- AIM OF THE EXERCISE
Rename "Point" to "Marker" in the rows below that open with the line containing "Point — [471, 650, 494, 665]" and close with the line containing "Point — [124, 632, 146, 646]", and give those rows again with nothing else changed.

- EXCERPTED RECORDS
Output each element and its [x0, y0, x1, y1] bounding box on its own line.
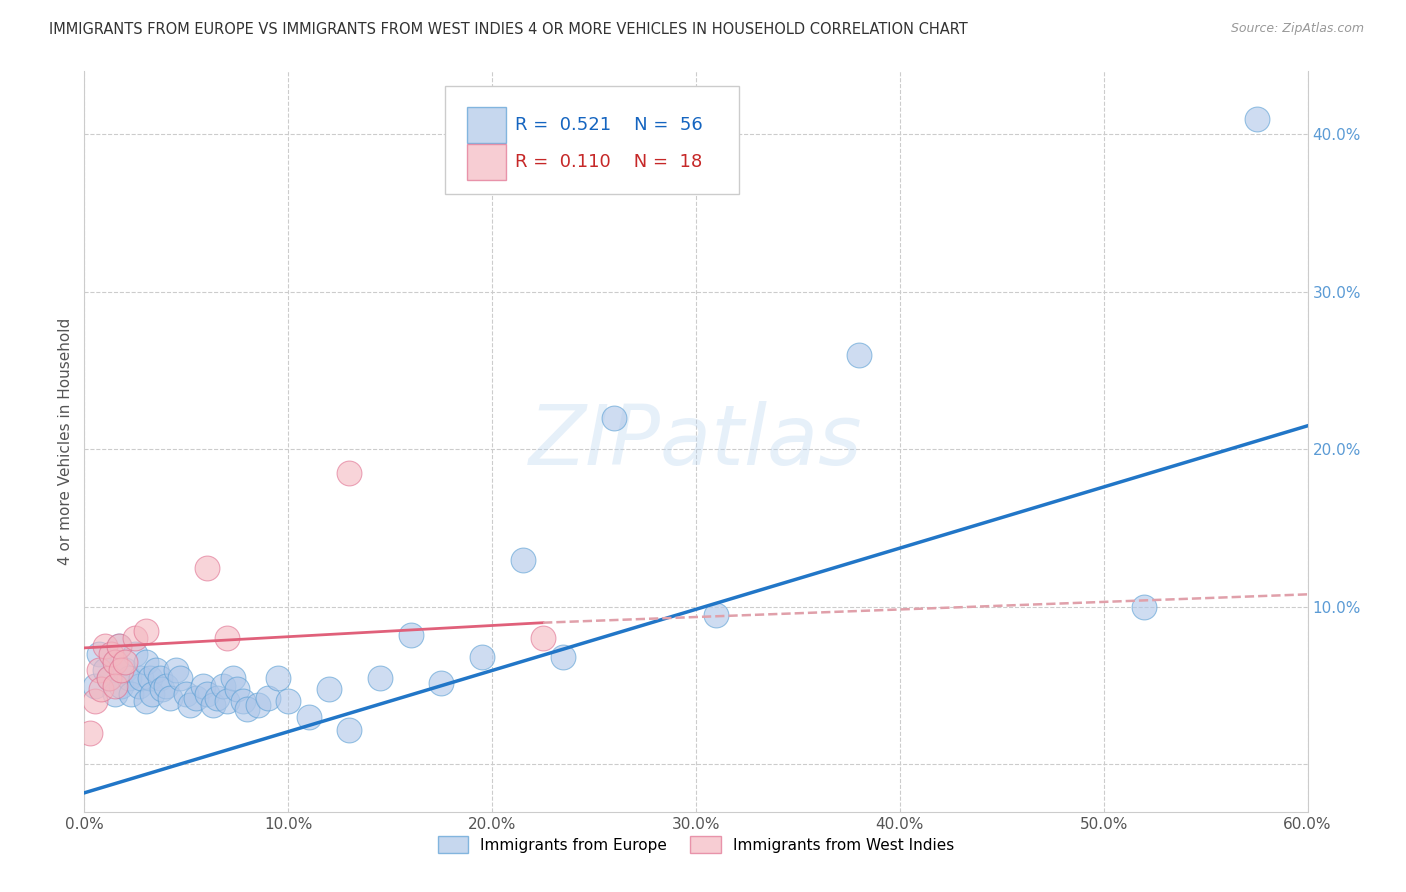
Point — [471, 650, 494, 665]
Point — [165, 663, 187, 677]
Point — [603, 411, 626, 425]
Point — [97, 671, 120, 685]
Point — [83, 694, 105, 708]
Point — [257, 691, 280, 706]
Point — [155, 679, 177, 693]
Point — [87, 647, 110, 661]
Point — [108, 640, 131, 654]
Point — [217, 694, 239, 708]
Point — [298, 710, 321, 724]
Point — [212, 679, 235, 693]
Point — [110, 679, 132, 693]
Point — [104, 679, 127, 693]
Point — [93, 640, 115, 654]
Point — [104, 655, 127, 669]
Point — [217, 632, 239, 646]
Point — [430, 675, 453, 690]
FancyBboxPatch shape — [446, 87, 738, 194]
Point — [159, 691, 181, 706]
Point — [149, 671, 172, 685]
Point — [201, 698, 224, 712]
Point — [191, 679, 214, 693]
Point — [83, 679, 105, 693]
Point — [174, 687, 197, 701]
Point — [108, 640, 131, 654]
Point — [124, 632, 146, 646]
Text: IMMIGRANTS FROM EUROPE VS IMMIGRANTS FROM WEST INDIES 4 OR MORE VEHICLES IN HOUS: IMMIGRANTS FROM EUROPE VS IMMIGRANTS FRO… — [49, 22, 967, 37]
Point — [87, 663, 110, 677]
Point — [512, 552, 534, 566]
Point — [553, 650, 575, 665]
Point — [79, 726, 101, 740]
Point — [399, 628, 422, 642]
Point — [114, 655, 136, 669]
FancyBboxPatch shape — [467, 144, 506, 180]
Point — [104, 687, 127, 701]
Point — [339, 723, 361, 737]
Point — [97, 671, 120, 685]
Point — [246, 698, 269, 712]
Point — [222, 671, 245, 685]
Point — [124, 647, 146, 661]
Point — [118, 671, 141, 685]
Point — [141, 687, 163, 701]
Point — [135, 624, 157, 638]
Point — [226, 681, 249, 696]
Point — [848, 348, 870, 362]
Point — [179, 698, 201, 712]
Y-axis label: 4 or more Vehicles in Household: 4 or more Vehicles in Household — [58, 318, 73, 566]
Text: Source: ZipAtlas.com: Source: ZipAtlas.com — [1230, 22, 1364, 36]
Point — [267, 671, 290, 685]
Point — [277, 694, 299, 708]
Point — [120, 687, 142, 701]
Point — [128, 679, 150, 693]
Point — [236, 702, 259, 716]
Point — [186, 691, 208, 706]
Point — [205, 691, 228, 706]
Point — [195, 560, 218, 574]
Point — [100, 647, 122, 661]
Point — [90, 681, 112, 696]
Text: R =  0.521    N =  56: R = 0.521 N = 56 — [515, 116, 703, 134]
Point — [135, 694, 157, 708]
Point — [1246, 112, 1268, 126]
Point — [135, 655, 157, 669]
Point — [169, 671, 191, 685]
Point — [114, 663, 136, 677]
FancyBboxPatch shape — [467, 107, 506, 144]
Point — [368, 671, 391, 685]
Point — [131, 671, 153, 685]
Point — [531, 632, 554, 646]
Text: ZIPatlas: ZIPatlas — [529, 401, 863, 482]
Point — [1133, 599, 1156, 614]
Point — [195, 687, 218, 701]
Text: R =  0.110    N =  18: R = 0.110 N = 18 — [515, 153, 702, 170]
Point — [145, 663, 167, 677]
Point — [318, 681, 340, 696]
Point — [93, 663, 115, 677]
Point — [138, 671, 160, 685]
Point — [110, 663, 132, 677]
Point — [150, 681, 173, 696]
Point — [104, 655, 127, 669]
Point — [706, 607, 728, 622]
Point — [339, 466, 361, 480]
Point — [232, 694, 254, 708]
Legend: Immigrants from Europe, Immigrants from West Indies: Immigrants from Europe, Immigrants from … — [432, 830, 960, 860]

- WRITTEN ANSWER
Marker — [471, 650, 494, 665]
Marker — [165, 663, 187, 677]
Marker — [603, 411, 626, 425]
Marker — [97, 671, 120, 685]
Marker — [83, 694, 105, 708]
Marker — [257, 691, 280, 706]
Marker — [155, 679, 177, 693]
Marker — [87, 647, 110, 661]
Marker — [108, 640, 131, 654]
Marker — [217, 694, 239, 708]
Marker — [298, 710, 321, 724]
Marker — [212, 679, 235, 693]
Marker — [110, 679, 132, 693]
Marker — [104, 679, 127, 693]
Marker — [93, 640, 115, 654]
Marker — [104, 655, 127, 669]
Marker — [217, 632, 239, 646]
Marker — [430, 675, 453, 690]
FancyBboxPatch shape — [446, 87, 738, 194]
Marker — [159, 691, 181, 706]
Marker — [149, 671, 172, 685]
Marker — [201, 698, 224, 712]
Marker — [191, 679, 214, 693]
Marker — [83, 679, 105, 693]
Marker — [174, 687, 197, 701]
Marker — [108, 640, 131, 654]
Marker — [124, 632, 146, 646]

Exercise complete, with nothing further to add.